= Given instruction =
Return the listing below verbatim. Pictures do not belong in the copy.

Figure data in JSON
>>>

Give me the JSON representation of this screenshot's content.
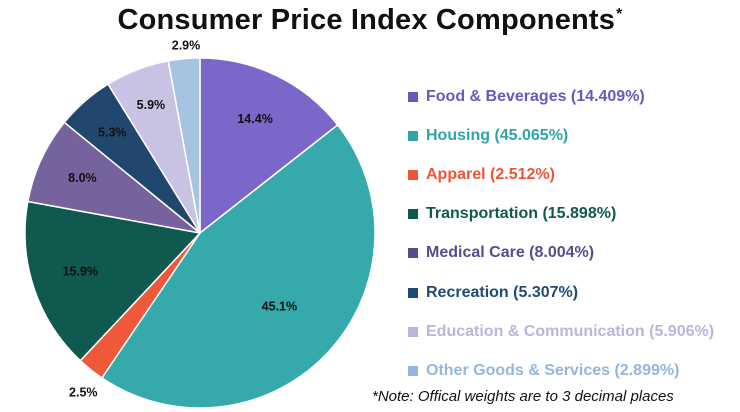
{
  "title": "Consumer Price Index Components",
  "title_mark": "*",
  "note": "*Note: Offical weights are to 3 decimal places",
  "chart_data": {
    "type": "pie",
    "title": "Consumer Price Index Components",
    "start_angle_deg": 0,
    "direction": "clockwise",
    "slices": [
      {
        "name": "Food & Beverages",
        "value": 14.409,
        "label": "14.4%",
        "legend": "Food & Beverages (14.409%)",
        "color": "#7b67c9",
        "legend_color": "#6b57bd"
      },
      {
        "name": "Housing",
        "value": 45.065,
        "label": "45.1%",
        "legend": "Housing (45.065%)",
        "color": "#35a9ab",
        "legend_color": "#2fa5a8"
      },
      {
        "name": "Apparel",
        "value": 2.512,
        "label": "2.5%",
        "legend": "Apparel (2.512%)",
        "color": "#f0583a",
        "legend_color": "#ee5535"
      },
      {
        "name": "Transportation",
        "value": 15.898,
        "label": "15.9%",
        "legend": "Transportation (15.898%)",
        "color": "#10594e",
        "legend_color": "#0e5a4e"
      },
      {
        "name": "Medical Care",
        "value": 8.004,
        "label": "8.0%",
        "legend": "Medical Care (8.004%)",
        "color": "#76639e",
        "legend_color": "#5c4a8e"
      },
      {
        "name": "Recreation",
        "value": 5.307,
        "label": "5.3%",
        "legend": "Recreation (5.307%)",
        "color": "#22476f",
        "legend_color": "#214a76"
      },
      {
        "name": "Education & Communication",
        "value": 5.906,
        "label": "5.9%",
        "legend": "Education & Communication (5.906%)",
        "color": "#c9c3e3",
        "legend_color": "#bcb5db"
      },
      {
        "name": "Other Goods & Services",
        "value": 2.899,
        "label": "2.9%",
        "legend": "Other Goods & Services (2.899%)",
        "color": "#a6c4e2",
        "legend_color": "#93b7dc"
      }
    ]
  }
}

<<<

= Task solution =
Give me the JSON representation of this screenshot's content.
{
  "title": "Consumer Price Index Components",
  "title_mark": "*",
  "note": "*Note: Offical weights are to 3 decimal places",
  "chart_data": {
    "type": "pie",
    "title": "Consumer Price Index Components",
    "start_angle_deg": 0,
    "direction": "clockwise",
    "slices": [
      {
        "name": "Food & Beverages",
        "value": 14.409,
        "label": "14.4%",
        "legend": "Food & Beverages (14.409%)",
        "color": "#7b67c9",
        "legend_color": "#6b57bd"
      },
      {
        "name": "Housing",
        "value": 45.065,
        "label": "45.1%",
        "legend": "Housing (45.065%)",
        "color": "#35a9ab",
        "legend_color": "#2fa5a8"
      },
      {
        "name": "Apparel",
        "value": 2.512,
        "label": "2.5%",
        "legend": "Apparel (2.512%)",
        "color": "#f0583a",
        "legend_color": "#ee5535"
      },
      {
        "name": "Transportation",
        "value": 15.898,
        "label": "15.9%",
        "legend": "Transportation (15.898%)",
        "color": "#10594e",
        "legend_color": "#0e5a4e"
      },
      {
        "name": "Medical Care",
        "value": 8.004,
        "label": "8.0%",
        "legend": "Medical Care (8.004%)",
        "color": "#76639e",
        "legend_color": "#5c4a8e"
      },
      {
        "name": "Recreation",
        "value": 5.307,
        "label": "5.3%",
        "legend": "Recreation (5.307%)",
        "color": "#22476f",
        "legend_color": "#214a76"
      },
      {
        "name": "Education & Communication",
        "value": 5.906,
        "label": "5.9%",
        "legend": "Education & Communication (5.906%)",
        "color": "#c9c3e3",
        "legend_color": "#bcb5db"
      },
      {
        "name": "Other Goods & Services",
        "value": 2.899,
        "label": "2.9%",
        "legend": "Other Goods & Services (2.899%)",
        "color": "#a6c4e2",
        "legend_color": "#93b7dc"
      }
    ]
  }
}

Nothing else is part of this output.